Begin SUPPLIED INFORMATION
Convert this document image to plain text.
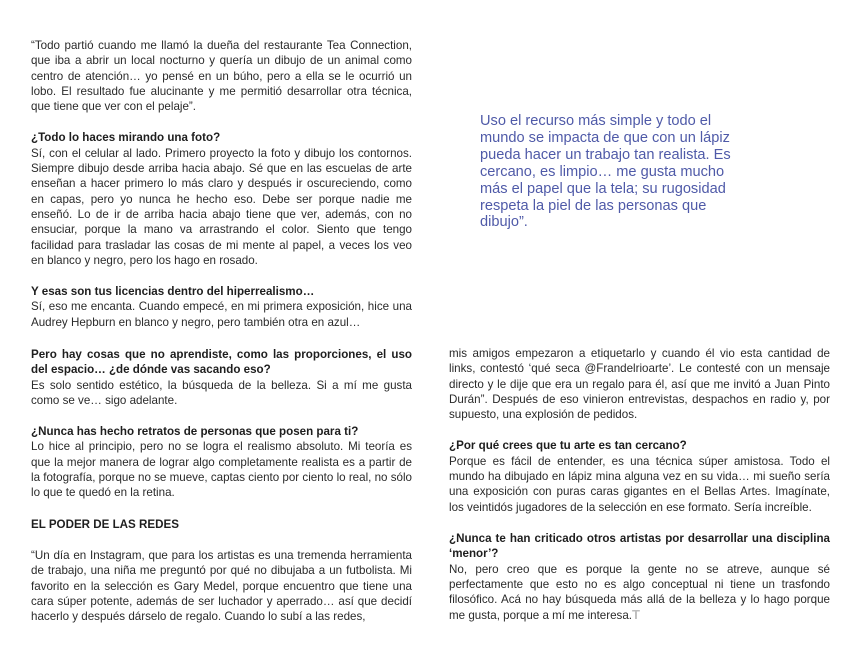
“Todo partió cuando me llamó la dueña del restaurante Tea Connection, que iba a abrir un local nocturno y quería un dibujo de un animal como centro de atención… yo pensé en un búho, pero a ella se le ocurrió un lobo. El resultado fue alucinante y me permitió desarrollar otra técnica, que tiene que ver con el pelaje”.

¿Todo lo haces mirando una foto?

Sí, con el celular al lado. Primero proyecto la foto y dibujo los contornos. Siempre dibujo desde arriba hacia abajo. Sé que en las escuelas de arte enseñan a hacer primero lo más claro y después ir oscureciendo, como en capas, pero yo nunca he hecho eso. Debe ser porque nadie me enseñó. Lo de ir de arriba hacia abajo tiene que ver, además, con no ensuciar, porque la mano va arrastrando el color. Siento que tengo facilidad para trasladar las cosas de mi mente al papel, a veces los veo en blanco y negro, pero los hago en rosado.

Y esas son tus licencias dentro del hiperrealismo…

Sí, eso me encanta. Cuando empecé, en mi primera exposición, hice una Audrey Hepburn en blanco y negro, pero también otra en azul…

Pero hay cosas que no aprendiste, como las proporciones, el uso del espacio… ¿de dónde vas sacando eso?

Es solo sentido estético, la búsqueda de la belleza. Si a mí me gusta como se ve… sigo adelante.

¿Nunca has hecho retratos de personas que posen para ti?

Lo hice al principio, pero no se logra el realismo absoluto. Mi teoría es que la mejor manera de lograr algo completamente realista es a partir de la fotografía, porque no se mueve, captas ciento por ciento lo real, no sólo lo que te quedó en la retina.

EL PODER DE LAS REDES

“Un día en Instagram, que para los artistas es una tremenda herramienta de trabajo, una niña me preguntó por qué no dibujaba a un futbolista. Mi favorito en la selección es Gary Medel, porque encuentro que tiene una cara súper potente, además de ser luchador y aperrado… así que decidí hacerlo y después dárselo de regalo. Cuando lo subí a las redes,

Uso el recurso más simple y todo el mundo se impacta de que con un lápiz pueda hacer un trabajo tan realista. Es cercano, es limpio… me gusta mucho más el papel que la tela; su rugosidad respeta la piel de las personas que dibujo”.

mis amigos empezaron a etiquetarlo y cuando él vio esta cantidad de links, contestó ‘qué seca @Frandelrioarte’. Le contesté con un mensaje directo y le dije que era un regalo para él, así que me invitó a Juan Pinto Durán”. Después de eso vinieron entrevistas, despachos en radio y, por supuesto, una explosión de pedidos.

¿Por qué crees que tu arte es tan cercano?

Porque es fácil de entender, es una técnica súper amistosa. Todo el mundo ha dibujado en lápiz mina alguna vez en su vida… mi sueño sería una exposición con puras caras gigantes en el Bellas Artes. Imagínate, los veintidós jugadores de la selección en ese formato. Sería increíble.

¿Nunca te han criticado otros artistas por desarrollar una disciplina ‘menor’?

No, pero creo que es porque la gente no se atreve, aunque sé perfectamente que esto no es algo conceptual ni tiene un trasfondo filosófico. Acá no hay búsqueda más allá de la belleza y lo hago porque me gusta, porque a mí me interesa.T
End SUPPLIED INFORMATION
DIRECTIONS FOR THIS TASK:
The material above holds pictures; copy everything else in it exactly.

THE REPLY:
Convert this document image to plain text.
“Todo partió cuando me llamó la dueña del restaurante Tea Connection, que iba a abrir un local nocturno y quería un dibujo de un animal como centro de atención… yo pensé en un búho, pero a ella se le ocurrió un lobo. El resultado fue alucinante y me permitió desarrollar otra técnica, que tiene que ver con el pelaje”.

¿Todo lo haces mirando una foto?

Sí, con el celular al lado. Primero proyecto la foto y dibujo los contornos. Siempre dibujo desde arriba hacia abajo. Sé que en las escuelas de arte enseñan a hacer primero lo más claro y después ir oscureciendo, como en capas, pero yo nunca he hecho eso. Debe ser porque nadie me enseñó. Lo de ir de arriba hacia abajo tiene que ver, además, con no ensuciar, porque la mano va arrastrando el color. Siento que tengo facilidad para trasladar las cosas de mi mente al papel, a veces los veo en blanco y negro, pero los hago en rosado.

Y esas son tus licencias dentro del hiperrealismo…

Sí, eso me encanta. Cuando empecé, en mi primera exposición, hice una Audrey Hepburn en blanco y negro, pero también otra en azul…

Pero hay cosas que no aprendiste, como las proporciones, el uso del espacio… ¿de dónde vas sacando eso?

Es solo sentido estético, la búsqueda de la belleza. Si a mí me gusta como se ve… sigo adelante.

¿Nunca has hecho retratos de personas que posen para ti?

Lo hice al principio, pero no se logra el realismo absoluto. Mi teoría es que la mejor manera de lograr algo completamente realista es a partir de la fotografía, porque no se mueve, captas ciento por ciento lo real, no sólo lo que te quedó en la retina.

EL PODER DE LAS REDES

“Un día en Instagram, que para los artistas es una tremenda herramienta de trabajo, una niña me preguntó por qué no dibujaba a un futbolista. Mi favorito en la selección es Gary Medel, porque encuentro que tiene una cara súper potente, además de ser luchador y aperrado… así que decidí hacerlo y después dárselo de regalo. Cuando lo subí a las redes,

Uso el recurso más simple y todo el mundo se impacta de que con un lápiz pueda hacer un trabajo tan realista. Es cercano, es limpio… me gusta mucho más el papel que la tela; su rugosidad respeta la piel de las personas que dibujo”.

mis amigos empezaron a etiquetarlo y cuando él vio esta cantidad de links, contestó ‘qué seca @Frandelrioarte’. Le contesté con un mensaje directo y le dije que era un regalo para él, así que me invitó a Juan Pinto Durán”. Después de eso vinieron entrevistas, despachos en radio y, por supuesto, una explosión de pedidos.

¿Por qué crees que tu arte es tan cercano?

Porque es fácil de entender, es una técnica súper amistosa. Todo el mundo ha dibujado en lápiz mina alguna vez en su vida… mi sueño sería una exposición con puras caras gigantes en el Bellas Artes. Imagínate, los veintidós jugadores de la selección en ese formato. Sería increíble.

¿Nunca te han criticado otros artistas por desarrollar una disciplina ‘menor’?

No, pero creo que es porque la gente no se atreve, aunque sé perfectamente que esto no es algo conceptual ni tiene un trasfondo filosófico. Acá no hay búsqueda más allá de la belleza y lo hago porque me gusta, porque a mí me interesa.T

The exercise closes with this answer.